══ INFORMATION GIVEN

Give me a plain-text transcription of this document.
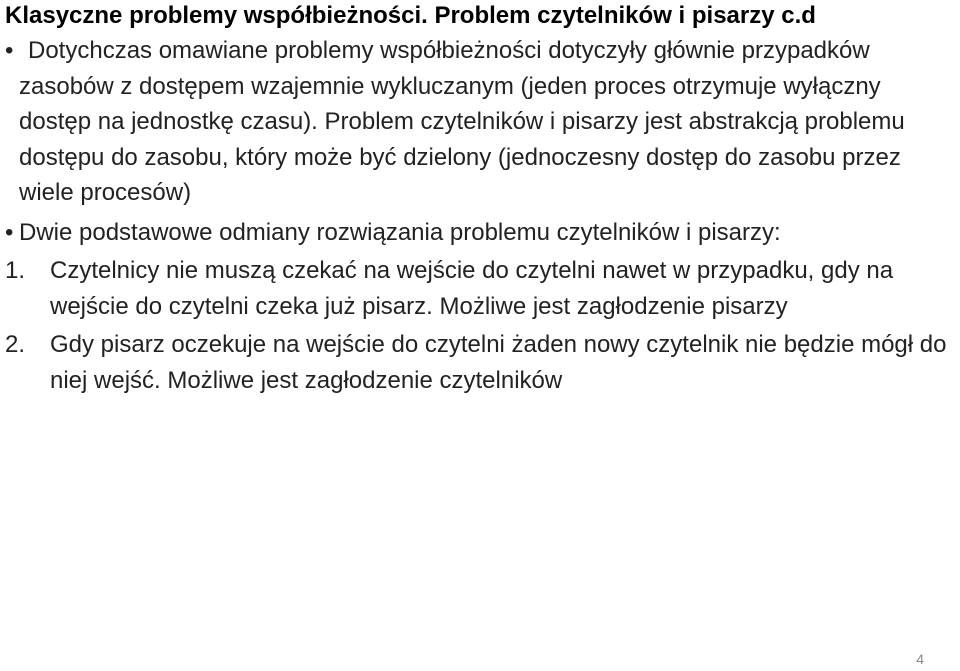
Klasyczne problemy współbieżności. Problem czytelników i pisarzy c.d
• Dotychczas omawiane problemy współbieżności dotyczyły głównie przypadków zasobów z dostępem wzajemnie wykluczanym (jeden proces otrzymuje wyłączny dostęp na jednostkę czasu). Problem czytelników i pisarzy jest abstrakcją problemu dostępu do zasobu, który może być dzielony (jednoczesny dostęp do zasobu przez wiele procesów)
• Dwie podstawowe odmiany rozwiązania problemu czytelników i pisarzy:
1. Czytelnicy nie muszą czekać na wejście do czytelni nawet w przypadku, gdy na wejście do czytelni czeka już pisarz. Możliwe jest zagłodzenie pisarzy
2. Gdy pisarz oczekuje na wejście do czytelni żaden nowy czytelnik nie będzie mógł do niej wejść. Możliwe jest zagłodzenie czytelników
4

════

Quote every record above exactly, omitting any pictures they contain.

• _COMPLETED TASK_
Give me a plain-text transcription of this document.
Klasyczne problemy współbieżności. Problem czytelników i pisarzy c.d
• Dotychczas omawiane problemy współbieżności dotyczyły głównie przypadków zasobów z dostępem wzajemnie wykluczanym (jeden proces otrzymuje wyłączny dostęp na jednostkę czasu). Problem czytelników i pisarzy jest abstrakcją problemu dostępu do zasobu, który może być dzielony (jednoczesny dostęp do zasobu przez wiele procesów)
• Dwie podstawowe odmiany rozwiązania problemu czytelników i pisarzy:
1. Czytelnicy nie muszą czekać na wejście do czytelni nawet w przypadku, gdy na wejście do czytelni czeka już pisarz. Możliwe jest zagłodzenie pisarzy
2. Gdy pisarz oczekuje na wejście do czytelni żaden nowy czytelnik nie będzie mógł do niej wejść. Możliwe jest zagłodzenie czytelników
4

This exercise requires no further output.